=== Aim ===
Review the listing and copy each line that holds the word "name".
● ● ●
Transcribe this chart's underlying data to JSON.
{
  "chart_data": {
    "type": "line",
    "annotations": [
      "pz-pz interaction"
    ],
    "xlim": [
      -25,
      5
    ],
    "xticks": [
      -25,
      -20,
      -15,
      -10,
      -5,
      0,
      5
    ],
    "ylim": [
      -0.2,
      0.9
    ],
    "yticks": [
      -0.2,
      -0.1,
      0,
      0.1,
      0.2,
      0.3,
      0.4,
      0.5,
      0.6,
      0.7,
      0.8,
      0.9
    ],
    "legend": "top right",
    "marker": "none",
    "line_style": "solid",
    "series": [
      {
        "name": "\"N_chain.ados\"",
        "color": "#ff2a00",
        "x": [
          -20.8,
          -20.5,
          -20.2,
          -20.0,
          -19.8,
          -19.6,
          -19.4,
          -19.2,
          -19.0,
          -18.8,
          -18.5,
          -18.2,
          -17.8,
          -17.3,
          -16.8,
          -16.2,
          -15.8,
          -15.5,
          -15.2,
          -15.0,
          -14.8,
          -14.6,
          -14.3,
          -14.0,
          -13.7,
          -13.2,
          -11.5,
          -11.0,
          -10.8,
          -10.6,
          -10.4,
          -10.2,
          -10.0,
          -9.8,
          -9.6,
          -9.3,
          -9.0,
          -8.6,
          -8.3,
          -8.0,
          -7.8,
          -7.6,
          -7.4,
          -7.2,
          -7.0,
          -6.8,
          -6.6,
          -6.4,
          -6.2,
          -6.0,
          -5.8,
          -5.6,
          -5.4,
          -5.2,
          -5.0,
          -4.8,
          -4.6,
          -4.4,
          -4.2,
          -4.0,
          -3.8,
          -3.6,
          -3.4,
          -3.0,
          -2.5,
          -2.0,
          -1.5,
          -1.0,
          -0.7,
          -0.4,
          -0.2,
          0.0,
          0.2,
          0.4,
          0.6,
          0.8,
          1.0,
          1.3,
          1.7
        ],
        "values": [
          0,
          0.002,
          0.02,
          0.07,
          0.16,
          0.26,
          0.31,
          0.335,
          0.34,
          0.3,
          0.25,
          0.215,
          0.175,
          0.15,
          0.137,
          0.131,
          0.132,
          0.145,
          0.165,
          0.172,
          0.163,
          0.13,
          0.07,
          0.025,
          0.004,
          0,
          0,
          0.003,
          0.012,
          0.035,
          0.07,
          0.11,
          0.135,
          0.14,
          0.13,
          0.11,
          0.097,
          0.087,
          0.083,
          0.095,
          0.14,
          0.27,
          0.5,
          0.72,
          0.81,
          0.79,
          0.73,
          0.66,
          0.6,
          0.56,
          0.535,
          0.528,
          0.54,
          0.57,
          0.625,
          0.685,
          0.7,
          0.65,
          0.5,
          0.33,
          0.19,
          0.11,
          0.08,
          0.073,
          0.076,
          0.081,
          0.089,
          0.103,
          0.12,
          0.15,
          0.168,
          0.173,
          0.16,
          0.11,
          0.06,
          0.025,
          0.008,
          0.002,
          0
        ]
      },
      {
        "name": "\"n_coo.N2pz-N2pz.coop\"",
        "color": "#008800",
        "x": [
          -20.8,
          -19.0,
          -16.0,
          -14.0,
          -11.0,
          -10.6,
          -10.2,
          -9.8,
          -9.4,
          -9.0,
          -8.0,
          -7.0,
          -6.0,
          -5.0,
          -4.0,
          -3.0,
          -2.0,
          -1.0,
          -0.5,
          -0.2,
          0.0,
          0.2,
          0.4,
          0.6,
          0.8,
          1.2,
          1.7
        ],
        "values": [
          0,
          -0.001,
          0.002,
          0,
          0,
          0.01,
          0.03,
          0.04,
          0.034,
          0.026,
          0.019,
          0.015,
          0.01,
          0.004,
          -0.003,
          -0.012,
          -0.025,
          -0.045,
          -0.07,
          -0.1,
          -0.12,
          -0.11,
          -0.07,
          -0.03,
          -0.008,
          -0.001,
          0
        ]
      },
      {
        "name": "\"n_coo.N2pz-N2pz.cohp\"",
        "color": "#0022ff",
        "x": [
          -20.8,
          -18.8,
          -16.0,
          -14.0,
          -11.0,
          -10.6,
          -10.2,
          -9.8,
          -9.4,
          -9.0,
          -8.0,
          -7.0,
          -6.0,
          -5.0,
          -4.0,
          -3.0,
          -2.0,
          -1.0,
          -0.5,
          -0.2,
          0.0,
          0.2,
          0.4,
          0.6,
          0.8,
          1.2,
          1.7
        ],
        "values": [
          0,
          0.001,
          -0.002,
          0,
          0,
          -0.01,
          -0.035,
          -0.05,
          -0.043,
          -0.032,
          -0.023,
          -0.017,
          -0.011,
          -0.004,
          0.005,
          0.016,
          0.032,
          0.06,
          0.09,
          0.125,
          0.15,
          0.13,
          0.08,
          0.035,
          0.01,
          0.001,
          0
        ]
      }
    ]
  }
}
● ● ●
=== Response to this exercise ===
        "name": "\"N_chain.ados\"",
        "name": "\"n_coo.N2pz-N2pz.coop\"",
        "name": "\"n_coo.N2pz-N2pz.cohp\"",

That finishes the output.